### [Source data]
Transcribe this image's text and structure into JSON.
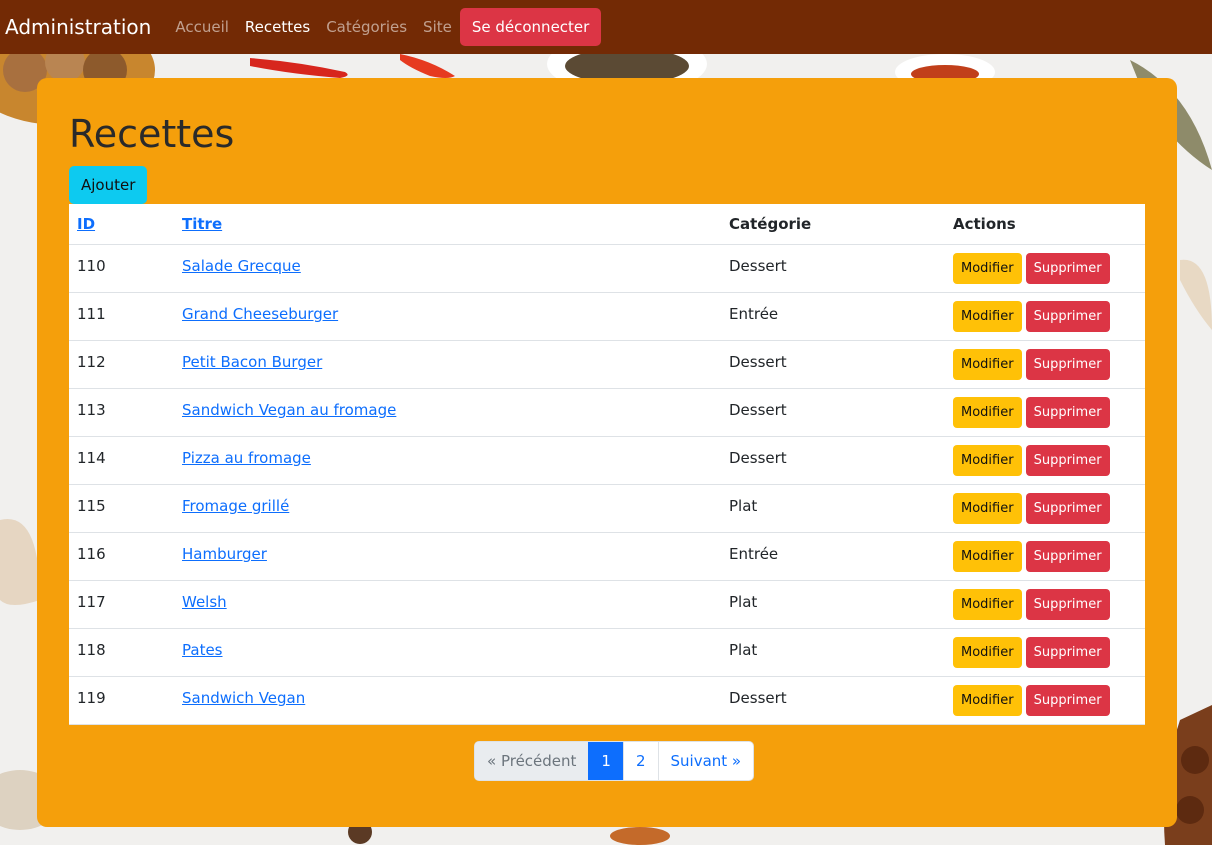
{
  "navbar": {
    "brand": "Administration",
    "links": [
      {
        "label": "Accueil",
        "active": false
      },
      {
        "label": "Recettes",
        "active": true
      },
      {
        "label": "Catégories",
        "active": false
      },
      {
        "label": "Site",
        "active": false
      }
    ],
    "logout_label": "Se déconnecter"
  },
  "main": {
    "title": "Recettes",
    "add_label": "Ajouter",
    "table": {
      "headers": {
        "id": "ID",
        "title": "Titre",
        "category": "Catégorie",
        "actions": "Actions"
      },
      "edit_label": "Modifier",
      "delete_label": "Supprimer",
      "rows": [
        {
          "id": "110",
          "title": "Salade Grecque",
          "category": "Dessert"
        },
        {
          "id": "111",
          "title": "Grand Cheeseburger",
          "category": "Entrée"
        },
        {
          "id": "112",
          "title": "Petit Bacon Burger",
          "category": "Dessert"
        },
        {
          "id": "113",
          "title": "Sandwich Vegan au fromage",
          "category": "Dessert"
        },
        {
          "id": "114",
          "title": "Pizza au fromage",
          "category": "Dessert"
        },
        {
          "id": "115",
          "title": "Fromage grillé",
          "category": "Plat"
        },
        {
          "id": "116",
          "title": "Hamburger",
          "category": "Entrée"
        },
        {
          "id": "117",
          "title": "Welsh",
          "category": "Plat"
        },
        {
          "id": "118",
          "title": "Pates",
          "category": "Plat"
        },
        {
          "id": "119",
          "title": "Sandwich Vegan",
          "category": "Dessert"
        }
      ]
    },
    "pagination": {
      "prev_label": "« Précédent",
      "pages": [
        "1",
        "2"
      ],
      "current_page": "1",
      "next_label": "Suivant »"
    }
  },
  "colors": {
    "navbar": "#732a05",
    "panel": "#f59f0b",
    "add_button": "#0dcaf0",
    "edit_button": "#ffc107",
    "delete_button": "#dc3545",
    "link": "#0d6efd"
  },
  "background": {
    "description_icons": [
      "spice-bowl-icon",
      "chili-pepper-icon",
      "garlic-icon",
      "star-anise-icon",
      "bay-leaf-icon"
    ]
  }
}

### [What is asked]
List every line in the records above that contains the word "Sandwich".

### [Full output]
          "title": "Sandwich Vegan au fromage",
          "title": "Sandwich Vegan",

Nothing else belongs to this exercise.